>> Start Dataset records

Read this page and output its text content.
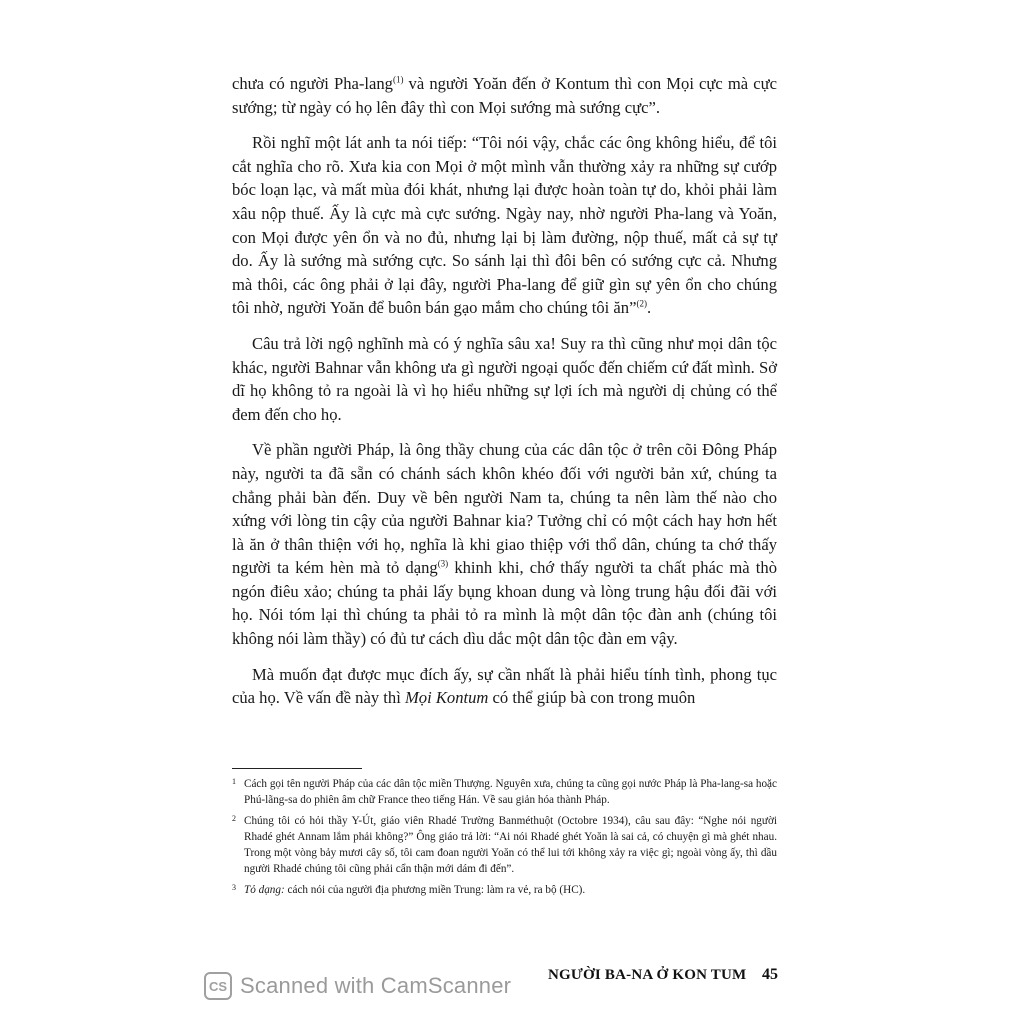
chưa có người Pha-lang$^{(1)}$ và người Yoăn đến ở Kontum thì con Mọi cực mà cực sướng; từ ngày có họ lên đây thì con Mọi sướng mà sướng cực”.

Rồi nghĩ một lát anh ta nói tiếp: “Tôi nói vậy, chắc các ông không hiểu, để tôi cắt nghĩa cho rõ. Xưa kia con Mọi ở một mình vẫn thường xảy ra những sự cướp bóc loạn lạc, và mất mùa đói khát, nhưng lại được hoàn toàn tự do, khỏi phải làm xâu nộp thuế. Ấy là cực mà cực sướng. Ngày nay, nhờ người Pha-lang và Yoăn, con Mọi được yên ổn và no đủ, nhưng lại bị làm đường, nộp thuế, mất cả sự tự do. Ấy là sướng mà sướng cực. So sánh lại thì đôi bên có sướng cực cả. Nhưng mà thôi, các ông phải ở lại đây, người Pha-lang để giữ gìn sự yên ổn cho chúng tôi nhờ, người Yoăn để buôn bán gạo mắm cho chúng tôi ăn”$^{(2)}$.

Câu trả lời ngộ nghĩnh mà có ý nghĩa sâu xa! Suy ra thì cũng như mọi dân tộc khác, người Bahnar vẫn không ưa gì người ngoại quốc đến chiếm cứ đất mình. Sở dĩ họ không tỏ ra ngoài là vì họ hiểu những sự lợi ích mà người dị chủng có thể đem đến cho họ.

Về phần người Pháp, là ông thầy chung của các dân tộc ở trên cõi Đông Pháp này, người ta đã sẵn có chánh sách khôn khéo đối với người bản xứ, chúng ta chẳng phải bàn đến. Duy về bên người Nam ta, chúng ta nên làm thế nào cho xứng với lòng tin cậy của người Bahnar kia? Tưởng chỉ có một cách hay hơn hết là ăn ở thân thiện với họ, nghĩa là khi giao thiệp với thổ dân, chúng ta chớ thấy người ta kém hèn mà tỏ dạng$^{(3)}$ khinh khi, chớ thấy người ta chất phác mà thò ngón điêu xảo; chúng ta phải lấy bụng khoan dung và lòng trung hậu đối đãi với họ. Nói tóm lại thì chúng ta phải tỏ ra mình là một dân tộc đàn anh (chúng tôi không nói làm thầy) có đủ tư cách dìu dắc một dân tộc đàn em vậy.

Mà muốn đạt được mục đích ấy, sự cần nhất là phải hiểu tính tình, phong tục của họ. Về vấn đề này thì Mọi Kontum có thể giúp bà con trong muôn

1 Cách gọi tên người Pháp của các dân tộc miền Thượng. Nguyên xưa, chúng ta cũng gọi nước Pháp là Pha-lang-sa hoặc Phú-lãng-sa do phiên âm chữ France theo tiếng Hán. Về sau giản hóa thành Pháp.
2 Chúng tôi có hỏi thầy Y-Út, giáo viên Rhadé Trường Banméthuột (Octobre 1934), câu sau đây: “Nghe nói người Rhadé ghét Annam lắm phải không?” Ông giáo trả lời: “Ai nói Rhadé ghét Yoăn là sai cả, có chuyện gì mà ghét nhau. Trong một vòng bảy mươi cây số, tôi cam đoan người Yoăn có thể lui tới không xảy ra việc gì; ngoài vòng ấy, thì dầu người Rhadé chúng tôi cũng phải cẩn thận mới dám đi đến”.
3 Tỏ dạng: cách nói của người địa phương miền Trung: làm ra vẻ, ra bộ (HC).
CS Scanned with CamScanner NGƯỜI BA-NA Ở KON TUM 45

>> End Dataset records

Retype each line of the listing above word for word. Exclude the pictures.

Read this page and output its text content.
chưa có người Pha-lang$^{(1)}$ và người Yoăn đến ở Kontum thì con Mọi cực mà cực sướng; từ ngày có họ lên đây thì con Mọi sướng mà sướng cực”.

Rồi nghĩ một lát anh ta nói tiếp: “Tôi nói vậy, chắc các ông không hiểu, để tôi cắt nghĩa cho rõ. Xưa kia con Mọi ở một mình vẫn thường xảy ra những sự cướp bóc loạn lạc, và mất mùa đói khát, nhưng lại được hoàn toàn tự do, khỏi phải làm xâu nộp thuế. Ấy là cực mà cực sướng. Ngày nay, nhờ người Pha-lang và Yoăn, con Mọi được yên ổn và no đủ, nhưng lại bị làm đường, nộp thuế, mất cả sự tự do. Ấy là sướng mà sướng cực. So sánh lại thì đôi bên có sướng cực cả. Nhưng mà thôi, các ông phải ở lại đây, người Pha-lang để giữ gìn sự yên ổn cho chúng tôi nhờ, người Yoăn để buôn bán gạo mắm cho chúng tôi ăn”$^{(2)}$.

Câu trả lời ngộ nghĩnh mà có ý nghĩa sâu xa! Suy ra thì cũng như mọi dân tộc khác, người Bahnar vẫn không ưa gì người ngoại quốc đến chiếm cứ đất mình. Sở dĩ họ không tỏ ra ngoài là vì họ hiểu những sự lợi ích mà người dị chủng có thể đem đến cho họ.

Về phần người Pháp, là ông thầy chung của các dân tộc ở trên cõi Đông Pháp này, người ta đã sẵn có chánh sách khôn khéo đối với người bản xứ, chúng ta chẳng phải bàn đến. Duy về bên người Nam ta, chúng ta nên làm thế nào cho xứng với lòng tin cậy của người Bahnar kia? Tưởng chỉ có một cách hay hơn hết là ăn ở thân thiện với họ, nghĩa là khi giao thiệp với thổ dân, chúng ta chớ thấy người ta kém hèn mà tỏ dạng$^{(3)}$ khinh khi, chớ thấy người ta chất phác mà thò ngón điêu xảo; chúng ta phải lấy bụng khoan dung và lòng trung hậu đối đãi với họ. Nói tóm lại thì chúng ta phải tỏ ra mình là một dân tộc đàn anh (chúng tôi không nói làm thầy) có đủ tư cách dìu dắc một dân tộc đàn em vậy.

Mà muốn đạt được mục đích ấy, sự cần nhất là phải hiểu tính tình, phong tục của họ. Về vấn đề này thì Mọi Kontum có thể giúp bà con trong muôn

1 Cách gọi tên người Pháp của các dân tộc miền Thượng. Nguyên xưa, chúng ta cũng gọi nước Pháp là Pha-lang-sa hoặc Phú-lãng-sa do phiên âm chữ France theo tiếng Hán. Về sau giản hóa thành Pháp.
2 Chúng tôi có hỏi thầy Y-Út, giáo viên Rhadé Trường Banméthuột (Octobre 1934), câu sau đây: “Nghe nói người Rhadé ghét Annam lắm phải không?” Ông giáo trả lời: “Ai nói Rhadé ghét Yoăn là sai cả, có chuyện gì mà ghét nhau. Trong một vòng bảy mươi cây số, tôi cam đoan người Yoăn có thể lui tới không xảy ra việc gì; ngoài vòng ấy, thì dầu người Rhadé chúng tôi cũng phải cẩn thận mới dám đi đến”.
3 Tỏ dạng: cách nói của người địa phương miền Trung: làm ra vẻ, ra bộ (HC).
CS Scanned with CamScanner NGƯỜI BA-NA Ở KON TUM 45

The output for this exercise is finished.